▸ Problem to solve
Copy out each line that mentions the word "Statistic".

▸ Data for the task
## BEGIN
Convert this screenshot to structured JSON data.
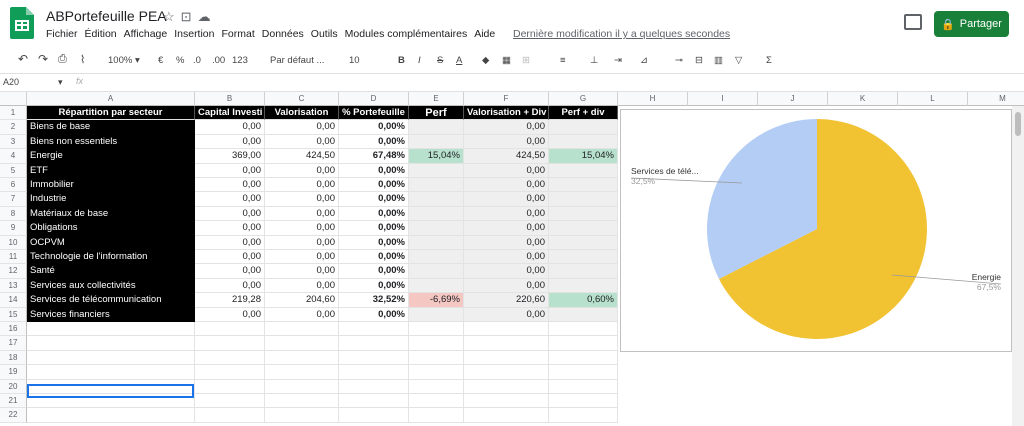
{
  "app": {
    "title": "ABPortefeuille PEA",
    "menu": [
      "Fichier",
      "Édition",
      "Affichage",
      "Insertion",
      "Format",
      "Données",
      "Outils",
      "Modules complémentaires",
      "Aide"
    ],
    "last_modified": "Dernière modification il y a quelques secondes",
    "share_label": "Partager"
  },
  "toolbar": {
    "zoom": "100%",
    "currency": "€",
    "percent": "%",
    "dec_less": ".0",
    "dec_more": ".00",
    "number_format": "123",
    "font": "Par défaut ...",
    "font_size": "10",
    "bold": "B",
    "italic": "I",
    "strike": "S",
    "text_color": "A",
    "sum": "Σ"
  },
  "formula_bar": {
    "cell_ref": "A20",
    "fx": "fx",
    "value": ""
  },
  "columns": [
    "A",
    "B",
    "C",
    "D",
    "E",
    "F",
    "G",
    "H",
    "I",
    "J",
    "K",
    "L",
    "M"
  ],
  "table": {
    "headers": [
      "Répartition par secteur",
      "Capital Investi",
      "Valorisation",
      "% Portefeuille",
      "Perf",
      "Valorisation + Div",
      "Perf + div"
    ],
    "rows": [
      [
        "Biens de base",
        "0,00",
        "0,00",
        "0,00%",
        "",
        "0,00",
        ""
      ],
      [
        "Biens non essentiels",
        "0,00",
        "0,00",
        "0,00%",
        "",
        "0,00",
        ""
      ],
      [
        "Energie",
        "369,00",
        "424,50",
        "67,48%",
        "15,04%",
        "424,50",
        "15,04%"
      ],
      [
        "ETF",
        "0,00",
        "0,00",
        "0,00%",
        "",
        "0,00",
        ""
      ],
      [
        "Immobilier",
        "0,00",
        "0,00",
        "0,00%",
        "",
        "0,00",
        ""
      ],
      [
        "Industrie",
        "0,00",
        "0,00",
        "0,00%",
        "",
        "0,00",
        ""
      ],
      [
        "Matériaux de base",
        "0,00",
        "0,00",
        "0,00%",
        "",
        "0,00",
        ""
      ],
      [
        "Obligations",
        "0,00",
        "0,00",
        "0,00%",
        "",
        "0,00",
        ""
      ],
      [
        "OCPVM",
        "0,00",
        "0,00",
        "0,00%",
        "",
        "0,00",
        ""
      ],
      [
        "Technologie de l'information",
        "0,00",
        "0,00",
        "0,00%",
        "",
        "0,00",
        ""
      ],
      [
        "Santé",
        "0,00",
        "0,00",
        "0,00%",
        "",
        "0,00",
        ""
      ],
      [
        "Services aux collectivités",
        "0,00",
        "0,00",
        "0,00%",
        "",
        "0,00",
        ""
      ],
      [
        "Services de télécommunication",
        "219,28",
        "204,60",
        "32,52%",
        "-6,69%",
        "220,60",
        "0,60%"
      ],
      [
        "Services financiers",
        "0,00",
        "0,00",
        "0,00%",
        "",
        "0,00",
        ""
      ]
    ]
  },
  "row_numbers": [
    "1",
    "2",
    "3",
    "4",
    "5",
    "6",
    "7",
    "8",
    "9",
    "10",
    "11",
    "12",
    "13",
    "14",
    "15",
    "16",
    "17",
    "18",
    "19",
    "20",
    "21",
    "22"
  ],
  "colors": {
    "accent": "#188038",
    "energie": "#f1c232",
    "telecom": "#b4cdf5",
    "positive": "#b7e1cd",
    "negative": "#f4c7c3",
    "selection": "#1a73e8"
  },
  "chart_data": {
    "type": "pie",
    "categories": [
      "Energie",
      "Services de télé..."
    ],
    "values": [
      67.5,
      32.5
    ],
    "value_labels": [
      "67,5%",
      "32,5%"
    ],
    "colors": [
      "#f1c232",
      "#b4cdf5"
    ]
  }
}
## END
## BEGIN
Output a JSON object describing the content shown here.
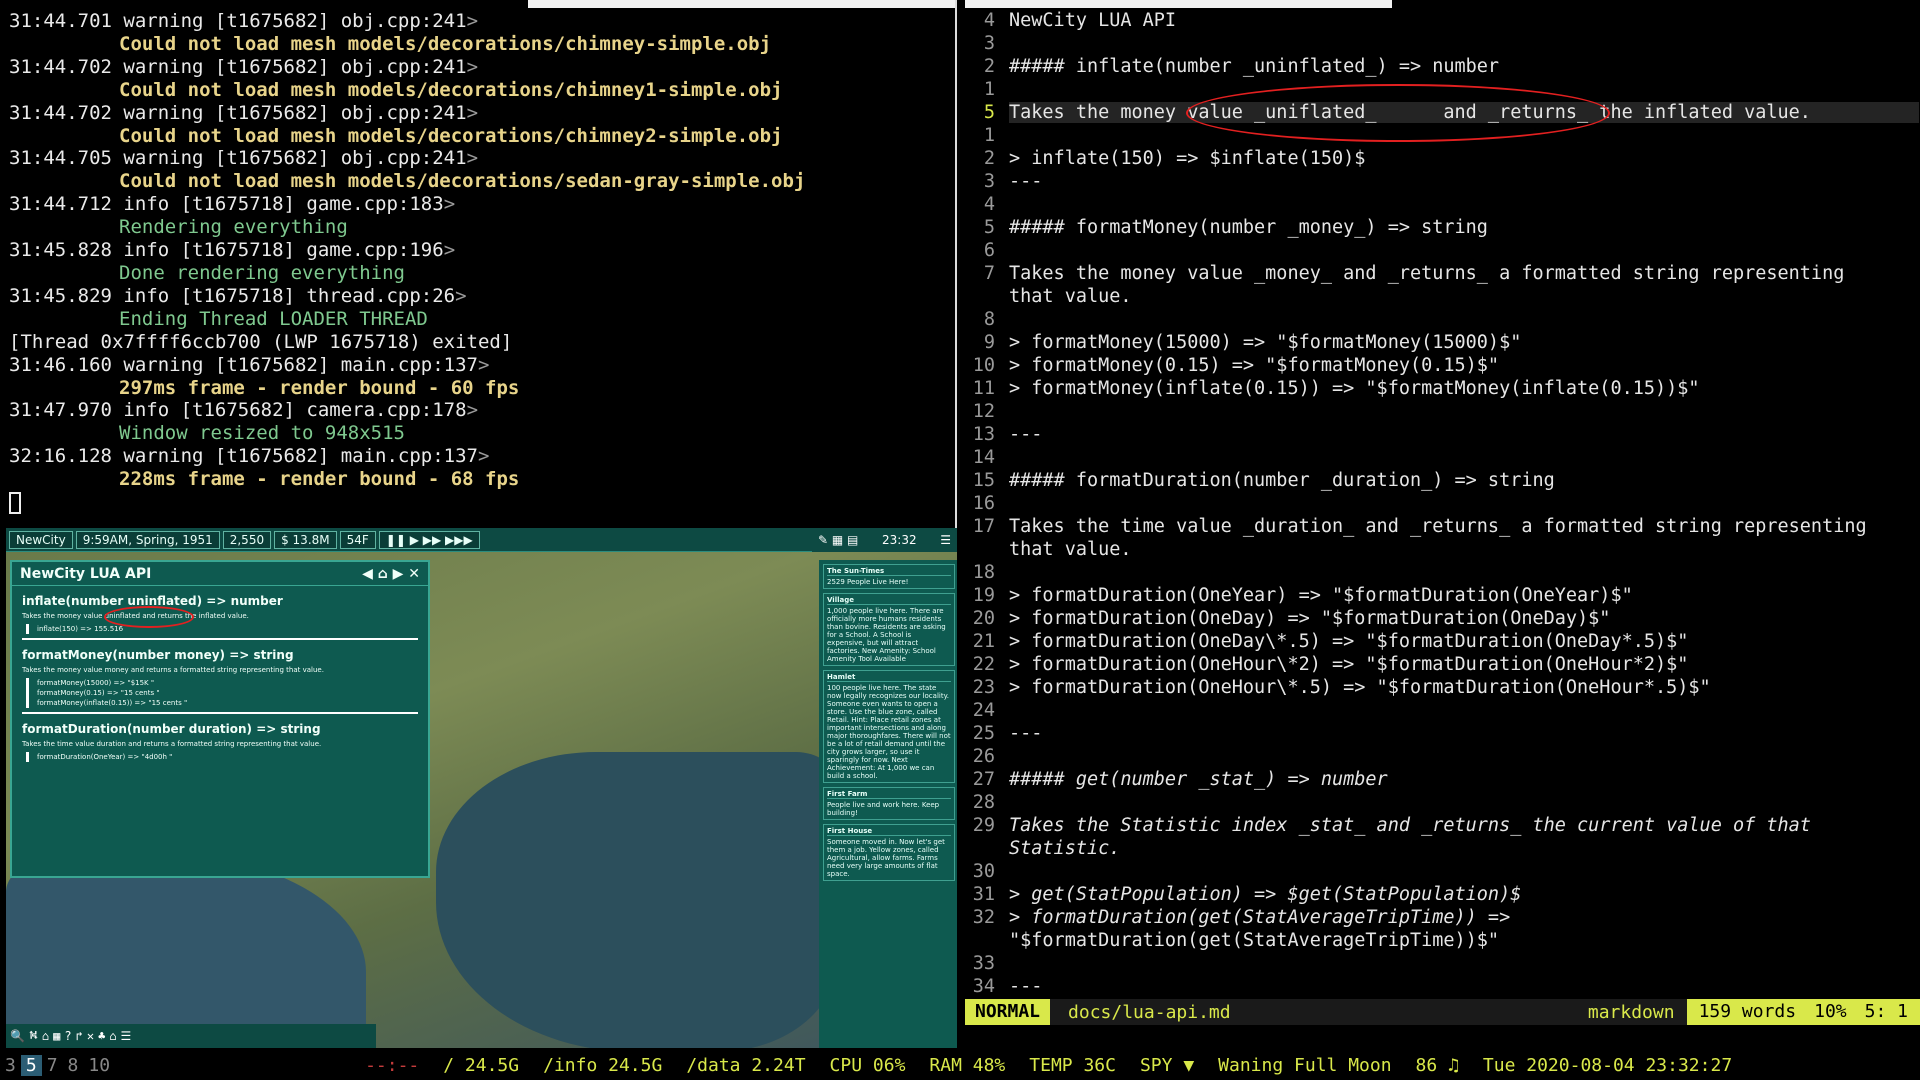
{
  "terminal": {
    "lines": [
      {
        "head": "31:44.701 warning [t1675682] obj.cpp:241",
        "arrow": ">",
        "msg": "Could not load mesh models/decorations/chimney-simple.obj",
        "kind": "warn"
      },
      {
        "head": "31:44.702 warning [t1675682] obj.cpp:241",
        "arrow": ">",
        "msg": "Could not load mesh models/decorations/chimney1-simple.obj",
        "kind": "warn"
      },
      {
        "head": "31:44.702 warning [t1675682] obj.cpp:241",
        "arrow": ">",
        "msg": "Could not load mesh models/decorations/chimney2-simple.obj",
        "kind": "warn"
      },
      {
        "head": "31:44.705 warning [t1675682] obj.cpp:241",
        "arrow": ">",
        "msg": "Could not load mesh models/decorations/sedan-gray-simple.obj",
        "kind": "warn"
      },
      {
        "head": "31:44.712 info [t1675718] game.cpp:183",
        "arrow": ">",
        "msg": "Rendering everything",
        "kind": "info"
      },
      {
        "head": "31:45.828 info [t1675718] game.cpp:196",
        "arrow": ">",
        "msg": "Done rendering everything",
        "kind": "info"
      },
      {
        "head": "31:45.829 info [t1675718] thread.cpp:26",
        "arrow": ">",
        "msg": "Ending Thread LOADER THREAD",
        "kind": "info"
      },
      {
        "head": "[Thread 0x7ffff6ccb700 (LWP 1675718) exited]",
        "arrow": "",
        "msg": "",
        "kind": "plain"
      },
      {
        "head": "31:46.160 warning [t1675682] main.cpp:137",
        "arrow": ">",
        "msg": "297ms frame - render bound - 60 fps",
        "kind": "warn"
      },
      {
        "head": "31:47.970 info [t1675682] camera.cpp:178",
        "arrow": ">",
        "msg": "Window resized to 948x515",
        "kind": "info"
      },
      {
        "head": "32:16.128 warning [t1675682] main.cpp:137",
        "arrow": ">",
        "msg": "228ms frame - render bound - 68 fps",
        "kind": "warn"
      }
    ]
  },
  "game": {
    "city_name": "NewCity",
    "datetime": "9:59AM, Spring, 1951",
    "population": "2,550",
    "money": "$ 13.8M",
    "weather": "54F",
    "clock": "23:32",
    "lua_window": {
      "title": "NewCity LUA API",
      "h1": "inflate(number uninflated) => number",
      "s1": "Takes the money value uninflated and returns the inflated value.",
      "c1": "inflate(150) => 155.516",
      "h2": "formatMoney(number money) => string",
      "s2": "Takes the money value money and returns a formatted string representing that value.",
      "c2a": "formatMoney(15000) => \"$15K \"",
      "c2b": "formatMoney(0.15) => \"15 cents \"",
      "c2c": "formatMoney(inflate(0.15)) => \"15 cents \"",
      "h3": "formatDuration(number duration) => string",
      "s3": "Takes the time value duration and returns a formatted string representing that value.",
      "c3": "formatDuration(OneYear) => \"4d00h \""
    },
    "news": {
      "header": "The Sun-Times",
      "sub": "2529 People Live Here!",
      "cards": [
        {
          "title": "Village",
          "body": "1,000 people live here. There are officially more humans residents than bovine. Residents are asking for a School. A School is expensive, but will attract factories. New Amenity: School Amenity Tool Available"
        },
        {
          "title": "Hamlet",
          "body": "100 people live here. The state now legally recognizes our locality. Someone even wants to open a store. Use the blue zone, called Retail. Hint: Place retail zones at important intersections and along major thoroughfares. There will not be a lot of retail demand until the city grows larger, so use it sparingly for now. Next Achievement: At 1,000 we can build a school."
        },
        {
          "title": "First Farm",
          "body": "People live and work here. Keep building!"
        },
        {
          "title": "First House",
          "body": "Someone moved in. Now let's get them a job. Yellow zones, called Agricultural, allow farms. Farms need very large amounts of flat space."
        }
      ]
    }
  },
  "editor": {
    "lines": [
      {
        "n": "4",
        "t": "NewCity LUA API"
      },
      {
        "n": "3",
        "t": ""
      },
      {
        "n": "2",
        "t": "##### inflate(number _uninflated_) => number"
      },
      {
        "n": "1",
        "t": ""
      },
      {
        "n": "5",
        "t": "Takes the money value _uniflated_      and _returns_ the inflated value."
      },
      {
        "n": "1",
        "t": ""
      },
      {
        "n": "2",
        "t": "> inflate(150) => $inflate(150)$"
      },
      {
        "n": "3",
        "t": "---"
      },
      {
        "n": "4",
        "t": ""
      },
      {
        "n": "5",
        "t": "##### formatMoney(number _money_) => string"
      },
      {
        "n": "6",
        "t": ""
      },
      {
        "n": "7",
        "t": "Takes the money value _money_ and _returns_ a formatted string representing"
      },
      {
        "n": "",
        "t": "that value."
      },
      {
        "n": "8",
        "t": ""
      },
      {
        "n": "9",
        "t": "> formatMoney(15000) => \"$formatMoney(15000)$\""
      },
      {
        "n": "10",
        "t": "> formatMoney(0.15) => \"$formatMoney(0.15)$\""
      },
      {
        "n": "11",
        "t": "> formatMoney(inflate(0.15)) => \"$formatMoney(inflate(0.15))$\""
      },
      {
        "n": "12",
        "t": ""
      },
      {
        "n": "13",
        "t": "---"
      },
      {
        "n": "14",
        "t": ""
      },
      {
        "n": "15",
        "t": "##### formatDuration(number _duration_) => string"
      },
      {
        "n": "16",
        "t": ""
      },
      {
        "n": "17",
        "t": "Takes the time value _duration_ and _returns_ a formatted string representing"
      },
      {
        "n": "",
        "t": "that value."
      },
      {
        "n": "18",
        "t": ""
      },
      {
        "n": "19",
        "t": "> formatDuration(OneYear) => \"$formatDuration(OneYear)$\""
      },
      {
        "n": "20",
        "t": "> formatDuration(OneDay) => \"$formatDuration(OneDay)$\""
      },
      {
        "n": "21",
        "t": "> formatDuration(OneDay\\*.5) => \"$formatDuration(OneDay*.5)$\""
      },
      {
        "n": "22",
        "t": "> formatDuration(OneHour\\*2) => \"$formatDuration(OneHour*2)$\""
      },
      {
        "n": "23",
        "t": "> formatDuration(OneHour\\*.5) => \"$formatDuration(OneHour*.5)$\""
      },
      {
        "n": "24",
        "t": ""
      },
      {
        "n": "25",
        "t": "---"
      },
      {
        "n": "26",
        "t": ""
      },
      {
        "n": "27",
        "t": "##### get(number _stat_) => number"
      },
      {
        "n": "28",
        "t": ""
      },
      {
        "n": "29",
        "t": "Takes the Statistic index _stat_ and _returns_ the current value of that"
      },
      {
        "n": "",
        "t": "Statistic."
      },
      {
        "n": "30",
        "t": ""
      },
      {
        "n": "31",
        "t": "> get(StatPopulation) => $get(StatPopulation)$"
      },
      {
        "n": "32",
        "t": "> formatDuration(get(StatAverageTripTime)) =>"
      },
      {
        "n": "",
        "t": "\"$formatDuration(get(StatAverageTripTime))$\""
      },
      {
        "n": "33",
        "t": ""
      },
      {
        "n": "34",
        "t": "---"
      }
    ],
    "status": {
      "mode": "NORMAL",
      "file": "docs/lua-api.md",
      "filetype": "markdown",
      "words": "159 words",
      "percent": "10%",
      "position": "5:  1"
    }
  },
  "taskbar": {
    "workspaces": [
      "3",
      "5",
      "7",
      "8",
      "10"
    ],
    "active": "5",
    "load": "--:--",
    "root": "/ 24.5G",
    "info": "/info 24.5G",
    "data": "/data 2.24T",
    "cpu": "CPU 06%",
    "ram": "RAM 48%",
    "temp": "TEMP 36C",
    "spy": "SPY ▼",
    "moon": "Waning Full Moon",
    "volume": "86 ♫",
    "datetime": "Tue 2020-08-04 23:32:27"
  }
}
## END
▸ Result for this task
        "t": "Takes the Statistic index _stat_ and _returns_ the current value of that"
        "t": "Statistic."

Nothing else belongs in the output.